Given information =
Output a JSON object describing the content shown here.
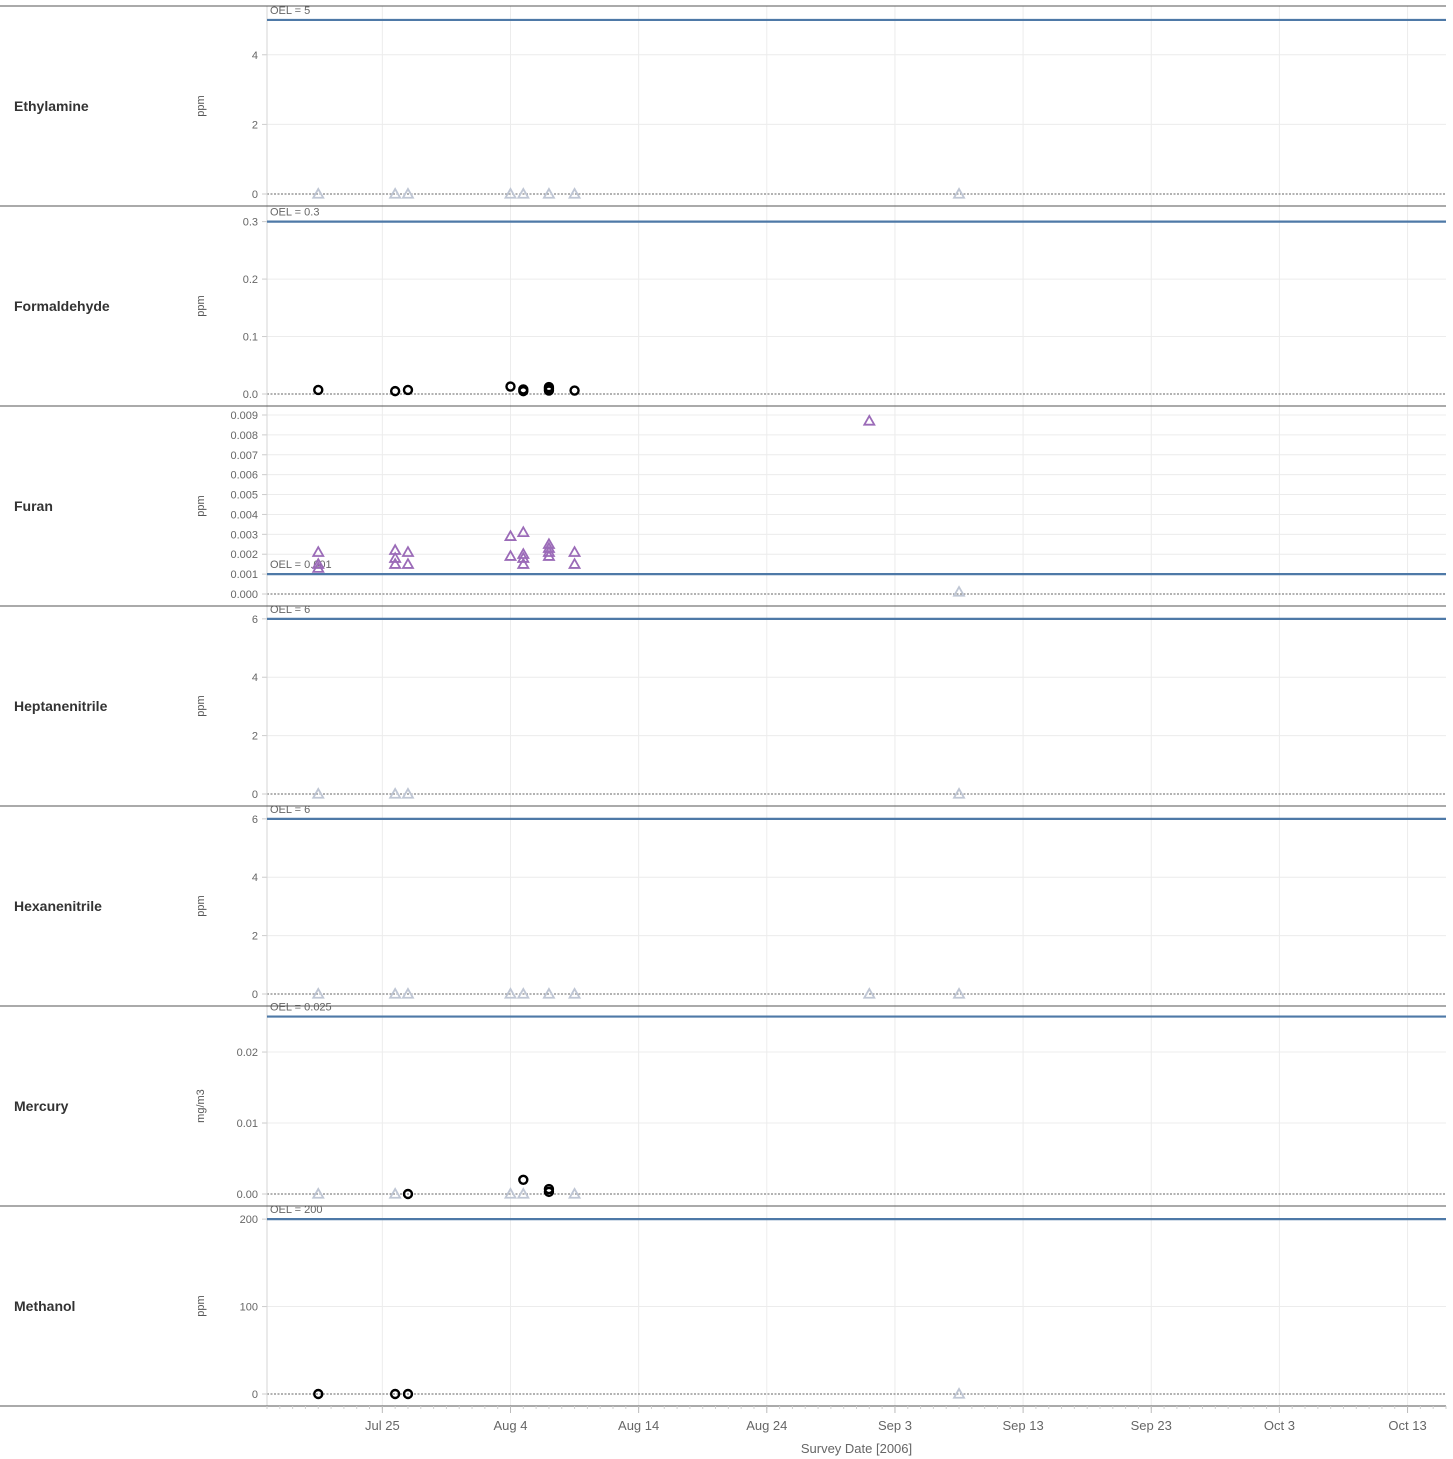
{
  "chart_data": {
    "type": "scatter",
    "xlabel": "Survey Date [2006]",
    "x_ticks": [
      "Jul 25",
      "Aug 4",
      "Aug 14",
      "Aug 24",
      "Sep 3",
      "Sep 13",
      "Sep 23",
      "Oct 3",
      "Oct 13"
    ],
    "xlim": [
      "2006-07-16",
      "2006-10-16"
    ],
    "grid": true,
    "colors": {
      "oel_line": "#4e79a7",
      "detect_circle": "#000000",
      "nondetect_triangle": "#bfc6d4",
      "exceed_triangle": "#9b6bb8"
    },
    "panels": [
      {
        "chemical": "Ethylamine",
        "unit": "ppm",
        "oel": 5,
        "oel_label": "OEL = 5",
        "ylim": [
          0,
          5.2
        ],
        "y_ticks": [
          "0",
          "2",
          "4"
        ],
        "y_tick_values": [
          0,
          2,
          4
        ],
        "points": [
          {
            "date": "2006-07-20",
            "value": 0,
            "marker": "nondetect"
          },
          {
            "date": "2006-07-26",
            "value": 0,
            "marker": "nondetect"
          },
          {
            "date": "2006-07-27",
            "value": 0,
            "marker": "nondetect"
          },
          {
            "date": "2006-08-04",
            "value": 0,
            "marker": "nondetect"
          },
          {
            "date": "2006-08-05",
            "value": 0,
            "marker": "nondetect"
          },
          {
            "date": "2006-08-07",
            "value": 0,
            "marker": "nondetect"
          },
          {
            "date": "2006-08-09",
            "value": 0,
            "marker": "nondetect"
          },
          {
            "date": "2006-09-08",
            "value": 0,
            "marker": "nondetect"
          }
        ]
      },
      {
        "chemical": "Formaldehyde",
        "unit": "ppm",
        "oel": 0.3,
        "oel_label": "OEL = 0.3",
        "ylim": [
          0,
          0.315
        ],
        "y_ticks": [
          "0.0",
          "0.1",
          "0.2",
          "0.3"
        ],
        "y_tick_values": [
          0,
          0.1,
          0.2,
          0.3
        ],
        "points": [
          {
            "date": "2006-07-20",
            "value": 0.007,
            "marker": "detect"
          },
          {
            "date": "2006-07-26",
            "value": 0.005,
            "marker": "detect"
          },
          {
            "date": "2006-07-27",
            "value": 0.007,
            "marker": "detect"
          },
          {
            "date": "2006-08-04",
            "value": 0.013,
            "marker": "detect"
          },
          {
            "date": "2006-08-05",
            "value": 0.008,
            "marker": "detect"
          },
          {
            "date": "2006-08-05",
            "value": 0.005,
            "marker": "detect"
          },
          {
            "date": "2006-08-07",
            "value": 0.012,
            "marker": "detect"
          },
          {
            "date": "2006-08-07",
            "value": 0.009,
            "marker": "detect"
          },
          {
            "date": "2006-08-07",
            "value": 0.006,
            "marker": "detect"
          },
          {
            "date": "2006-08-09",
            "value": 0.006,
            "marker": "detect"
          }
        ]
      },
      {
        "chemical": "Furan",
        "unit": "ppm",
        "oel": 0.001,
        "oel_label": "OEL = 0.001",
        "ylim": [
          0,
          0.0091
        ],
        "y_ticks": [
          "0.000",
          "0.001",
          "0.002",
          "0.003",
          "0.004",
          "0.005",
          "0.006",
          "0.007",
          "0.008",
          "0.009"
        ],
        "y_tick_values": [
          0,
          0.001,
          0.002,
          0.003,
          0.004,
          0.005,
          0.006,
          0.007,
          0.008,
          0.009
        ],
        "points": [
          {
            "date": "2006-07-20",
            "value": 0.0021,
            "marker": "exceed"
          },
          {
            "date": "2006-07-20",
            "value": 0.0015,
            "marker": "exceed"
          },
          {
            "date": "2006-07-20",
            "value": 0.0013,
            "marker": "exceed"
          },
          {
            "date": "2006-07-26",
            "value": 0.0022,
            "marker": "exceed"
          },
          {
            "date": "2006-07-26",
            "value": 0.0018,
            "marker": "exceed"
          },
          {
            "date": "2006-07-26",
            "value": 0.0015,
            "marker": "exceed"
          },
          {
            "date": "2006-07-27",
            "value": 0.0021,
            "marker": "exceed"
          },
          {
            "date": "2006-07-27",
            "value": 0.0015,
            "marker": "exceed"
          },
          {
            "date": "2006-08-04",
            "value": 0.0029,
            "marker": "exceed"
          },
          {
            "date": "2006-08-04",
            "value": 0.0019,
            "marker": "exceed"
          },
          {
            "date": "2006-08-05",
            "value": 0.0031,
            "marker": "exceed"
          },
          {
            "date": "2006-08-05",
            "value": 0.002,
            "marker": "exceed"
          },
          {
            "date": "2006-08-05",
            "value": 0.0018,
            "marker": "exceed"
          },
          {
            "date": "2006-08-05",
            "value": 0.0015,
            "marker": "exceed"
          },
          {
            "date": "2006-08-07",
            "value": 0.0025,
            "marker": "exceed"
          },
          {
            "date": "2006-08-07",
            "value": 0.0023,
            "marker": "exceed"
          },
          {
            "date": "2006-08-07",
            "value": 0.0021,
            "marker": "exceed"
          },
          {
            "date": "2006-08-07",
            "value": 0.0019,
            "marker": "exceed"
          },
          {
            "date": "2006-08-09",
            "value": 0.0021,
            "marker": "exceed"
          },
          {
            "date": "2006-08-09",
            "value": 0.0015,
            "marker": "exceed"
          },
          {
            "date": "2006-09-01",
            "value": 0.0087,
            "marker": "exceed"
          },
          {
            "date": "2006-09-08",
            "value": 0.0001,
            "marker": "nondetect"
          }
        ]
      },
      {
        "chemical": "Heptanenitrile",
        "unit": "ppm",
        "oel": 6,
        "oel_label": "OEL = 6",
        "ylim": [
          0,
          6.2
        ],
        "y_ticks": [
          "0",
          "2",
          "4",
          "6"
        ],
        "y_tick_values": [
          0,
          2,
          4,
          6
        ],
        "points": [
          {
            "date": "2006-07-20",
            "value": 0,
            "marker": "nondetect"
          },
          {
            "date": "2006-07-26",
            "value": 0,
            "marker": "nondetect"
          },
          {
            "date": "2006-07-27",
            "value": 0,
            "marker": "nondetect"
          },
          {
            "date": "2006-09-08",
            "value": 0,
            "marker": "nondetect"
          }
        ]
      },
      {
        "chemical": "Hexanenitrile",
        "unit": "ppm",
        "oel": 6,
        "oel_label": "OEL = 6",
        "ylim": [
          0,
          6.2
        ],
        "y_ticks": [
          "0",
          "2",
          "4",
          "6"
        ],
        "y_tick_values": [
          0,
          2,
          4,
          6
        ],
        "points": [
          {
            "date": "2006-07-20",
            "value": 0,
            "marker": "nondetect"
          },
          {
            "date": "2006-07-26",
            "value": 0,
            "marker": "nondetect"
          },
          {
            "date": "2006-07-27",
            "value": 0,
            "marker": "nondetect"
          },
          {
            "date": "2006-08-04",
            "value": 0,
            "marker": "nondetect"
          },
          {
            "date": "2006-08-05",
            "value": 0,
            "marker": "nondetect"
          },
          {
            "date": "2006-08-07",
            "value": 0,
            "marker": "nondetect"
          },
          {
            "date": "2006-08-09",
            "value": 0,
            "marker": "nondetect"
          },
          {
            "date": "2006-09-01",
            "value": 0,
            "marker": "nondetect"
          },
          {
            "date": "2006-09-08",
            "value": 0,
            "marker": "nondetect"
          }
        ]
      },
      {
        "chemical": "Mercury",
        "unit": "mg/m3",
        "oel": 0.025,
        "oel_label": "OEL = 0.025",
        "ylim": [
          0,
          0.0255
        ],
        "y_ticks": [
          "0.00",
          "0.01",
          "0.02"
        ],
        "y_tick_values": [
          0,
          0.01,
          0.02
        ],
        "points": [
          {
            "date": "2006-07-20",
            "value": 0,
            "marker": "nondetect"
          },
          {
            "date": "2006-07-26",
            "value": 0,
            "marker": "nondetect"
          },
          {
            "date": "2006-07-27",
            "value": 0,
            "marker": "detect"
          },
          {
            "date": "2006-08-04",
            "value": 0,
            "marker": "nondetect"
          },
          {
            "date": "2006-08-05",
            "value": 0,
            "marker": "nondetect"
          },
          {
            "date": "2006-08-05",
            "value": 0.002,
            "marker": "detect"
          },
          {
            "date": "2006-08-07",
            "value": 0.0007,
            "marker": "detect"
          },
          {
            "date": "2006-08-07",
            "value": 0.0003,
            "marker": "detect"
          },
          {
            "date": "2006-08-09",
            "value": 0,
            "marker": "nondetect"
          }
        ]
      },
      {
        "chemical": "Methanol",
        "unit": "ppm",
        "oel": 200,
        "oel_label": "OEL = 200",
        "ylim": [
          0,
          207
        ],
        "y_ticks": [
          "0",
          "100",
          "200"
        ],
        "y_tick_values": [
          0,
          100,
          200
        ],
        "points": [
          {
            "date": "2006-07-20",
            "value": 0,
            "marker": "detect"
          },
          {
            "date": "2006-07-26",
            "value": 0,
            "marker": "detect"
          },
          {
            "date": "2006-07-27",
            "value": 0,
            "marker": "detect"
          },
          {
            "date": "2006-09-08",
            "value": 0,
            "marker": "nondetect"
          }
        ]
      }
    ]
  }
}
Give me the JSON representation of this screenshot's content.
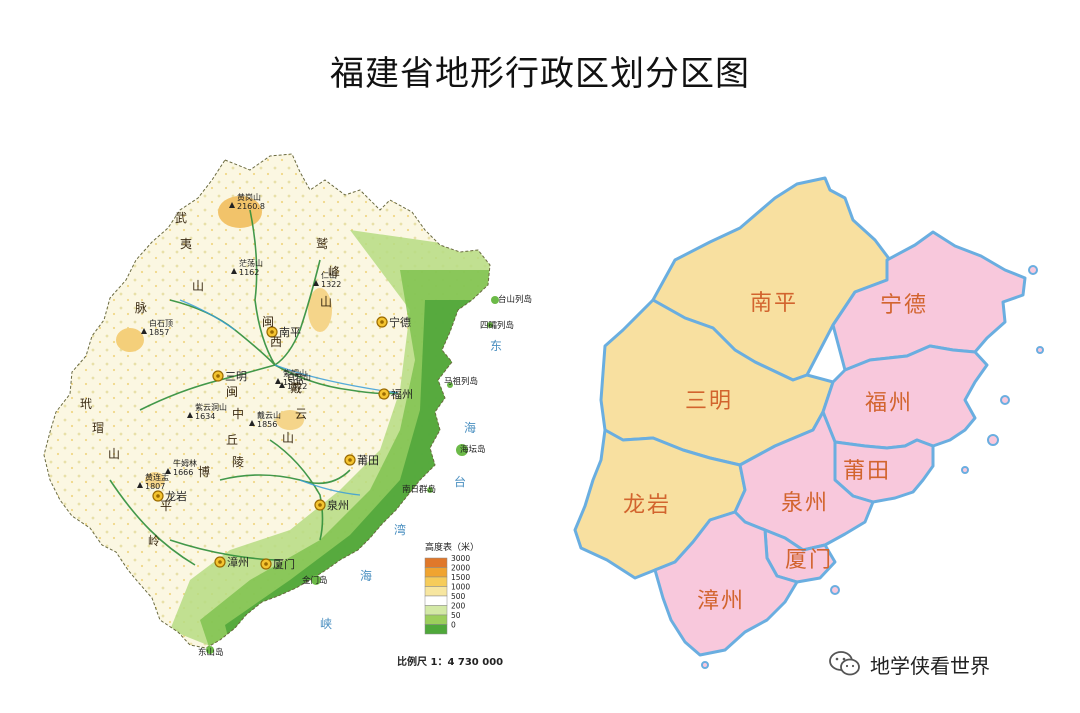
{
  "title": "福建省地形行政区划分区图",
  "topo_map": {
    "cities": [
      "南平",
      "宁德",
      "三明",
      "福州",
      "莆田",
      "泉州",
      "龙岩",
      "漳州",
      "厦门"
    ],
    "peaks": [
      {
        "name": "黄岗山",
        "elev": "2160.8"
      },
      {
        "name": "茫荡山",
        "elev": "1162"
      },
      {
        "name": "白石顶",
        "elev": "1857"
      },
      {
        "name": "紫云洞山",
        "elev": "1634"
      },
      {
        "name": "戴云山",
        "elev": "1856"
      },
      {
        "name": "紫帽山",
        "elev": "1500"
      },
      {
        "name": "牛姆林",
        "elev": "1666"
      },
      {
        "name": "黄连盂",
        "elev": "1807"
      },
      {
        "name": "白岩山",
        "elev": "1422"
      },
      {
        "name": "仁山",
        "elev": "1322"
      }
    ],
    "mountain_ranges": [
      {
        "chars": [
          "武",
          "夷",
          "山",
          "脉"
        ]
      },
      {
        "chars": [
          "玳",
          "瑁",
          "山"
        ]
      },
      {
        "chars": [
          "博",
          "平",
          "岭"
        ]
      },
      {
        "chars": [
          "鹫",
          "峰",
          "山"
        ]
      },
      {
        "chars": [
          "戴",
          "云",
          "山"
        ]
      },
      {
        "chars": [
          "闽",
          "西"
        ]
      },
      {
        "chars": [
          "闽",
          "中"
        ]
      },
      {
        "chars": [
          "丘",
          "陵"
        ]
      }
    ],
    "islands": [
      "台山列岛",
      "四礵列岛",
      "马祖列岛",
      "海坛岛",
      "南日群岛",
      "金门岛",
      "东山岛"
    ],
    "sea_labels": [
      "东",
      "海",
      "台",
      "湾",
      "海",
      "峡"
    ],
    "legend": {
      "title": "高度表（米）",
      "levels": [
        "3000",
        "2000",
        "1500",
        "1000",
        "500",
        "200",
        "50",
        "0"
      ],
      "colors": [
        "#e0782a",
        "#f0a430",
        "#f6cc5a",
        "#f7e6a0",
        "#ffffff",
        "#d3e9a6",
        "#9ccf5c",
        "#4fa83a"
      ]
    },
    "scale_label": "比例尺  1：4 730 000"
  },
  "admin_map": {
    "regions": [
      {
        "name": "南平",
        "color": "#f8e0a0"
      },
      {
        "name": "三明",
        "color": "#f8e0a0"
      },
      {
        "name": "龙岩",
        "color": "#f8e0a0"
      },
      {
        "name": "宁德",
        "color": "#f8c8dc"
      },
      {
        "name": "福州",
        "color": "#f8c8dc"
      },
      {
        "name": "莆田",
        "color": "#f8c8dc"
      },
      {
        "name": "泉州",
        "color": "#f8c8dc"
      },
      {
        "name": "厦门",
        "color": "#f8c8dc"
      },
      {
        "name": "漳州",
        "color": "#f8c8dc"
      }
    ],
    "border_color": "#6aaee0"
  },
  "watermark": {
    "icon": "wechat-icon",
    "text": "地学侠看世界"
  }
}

Exercise requirements =
From the records above, pull out each line that has "chemical".

Exercise response =
        "chemical": "Ethylamine",
        "chemical": "Formaldehyde",
        "chemical": "Furan",
        "chemical": "Heptanenitrile",
        "chemical": "Hexanenitrile",
        "chemical": "Mercury",
        "chemical": "Methanol",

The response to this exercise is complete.